* [Material supplied]
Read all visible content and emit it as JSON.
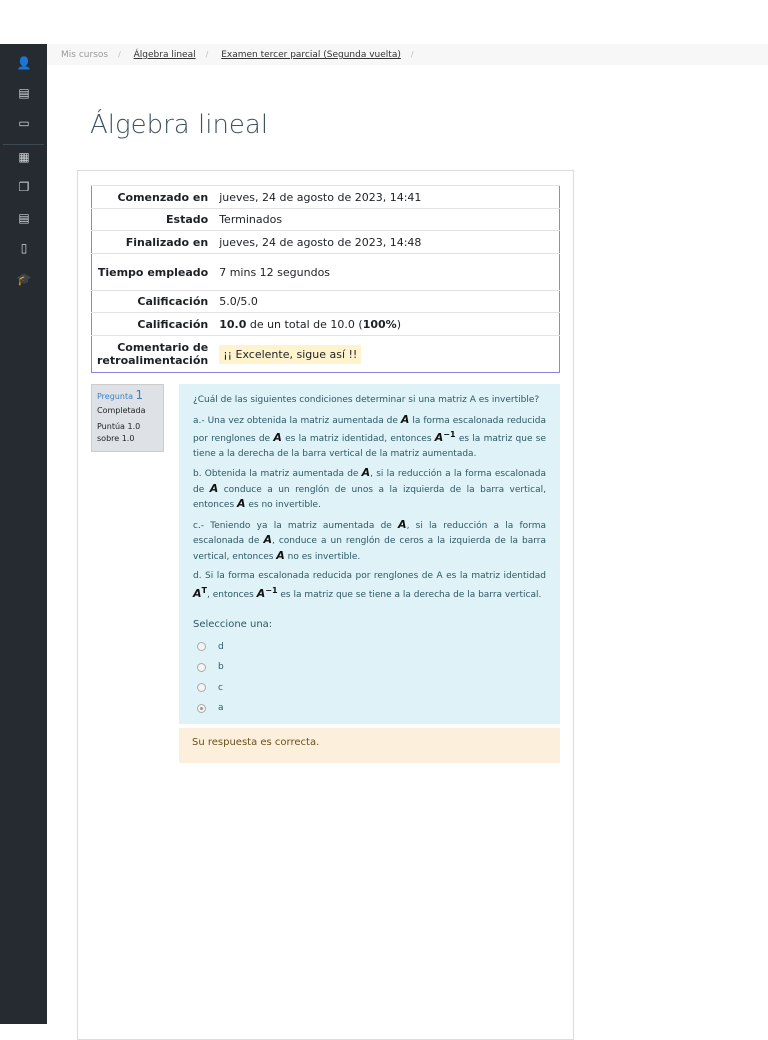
{
  "breadcrumb": [
    "Mis cursos",
    "Álgebra lineal",
    "Examen tercer parcial (Segunda vuelta)"
  ],
  "page_title": "Álgebra lineal",
  "summary": [
    {
      "label": "Comenzado en",
      "value": "jueves, 24 de agosto de 2023, 14:41"
    },
    {
      "label": "Estado",
      "value": "Terminados"
    },
    {
      "label": "Finalizado en",
      "value": "jueves, 24 de agosto de 2023, 14:48"
    },
    {
      "label": "Tiempo empleado",
      "value": "7 mins 12 segundos"
    },
    {
      "label": "Calificación",
      "value": "5.0/5.0"
    },
    {
      "label": "Calificación",
      "value_bold": "10.0",
      "value_mid": " de un total de 10.0 (",
      "value_pct": "100%",
      "value_end": ")"
    },
    {
      "label": "Comentario de retroalimentación",
      "value": "¡¡ Excelente, sigue así !!"
    }
  ],
  "question": {
    "label": "Pregunta",
    "number": "1",
    "state": "Completada",
    "score": "Puntúa 1.0 sobre 1.0",
    "text": "¿Cuál de las siguientes condiciones determinar si una matriz A es invertible?",
    "a": [
      "a.- Una vez obtenida la matriz aumentada de ",
      "A",
      " la forma escalonada reducida por renglones de ",
      "A",
      " es la matriz identidad, entonces ",
      "A",
      "−1",
      " es la matriz que se tiene a la derecha de la barra vertical de la matriz aumentada."
    ],
    "b": [
      "b. Obtenida la matriz aumentada de ",
      "A",
      ", si la reducción a la forma escalonada de ",
      "A",
      " conduce a un renglón de unos a la izquierda de la barra vertical, entonces ",
      "A",
      " es no invertible."
    ],
    "c": [
      "c.- Teniendo ya la matriz aumentada de ",
      "A",
      ", si la reducción a la forma escalonada de ",
      "A",
      ", conduce a un renglón de ceros a la izquierda de la barra vertical, entonces ",
      "A",
      " no es invertible."
    ],
    "d": [
      "d. Si la forma escalonada reducida por renglones de A es la matriz identidad ",
      "A",
      "T",
      ", entonces ",
      "A",
      "−1",
      " es la matriz que se tiene a la derecha de la barra vertical."
    ],
    "prompt": "Seleccione una:",
    "options": [
      "d",
      "b",
      "c",
      "a"
    ],
    "selected": "a",
    "feedback": "Su respuesta es correcta."
  }
}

* [Request]
Show every line above in which the word "matriz" occurs.

* [Written response]
    "text": "¿Cuál de las siguientes condiciones determinar si una matriz A es invertible?",
      "a.- Una vez obtenida la matriz aumentada de ",
      " es la matriz identidad, entonces ",
      " es la matriz que se tiene a la derecha de la barra vertical de la matriz aumentada."
      "b. Obtenida la matriz aumentada de ",
      "c.- Teniendo ya la matriz aumentada de ",
      "d. Si la forma escalonada reducida por renglones de A es la matriz identidad ",
      " es la matriz que se tiene a la derecha de la barra vertical."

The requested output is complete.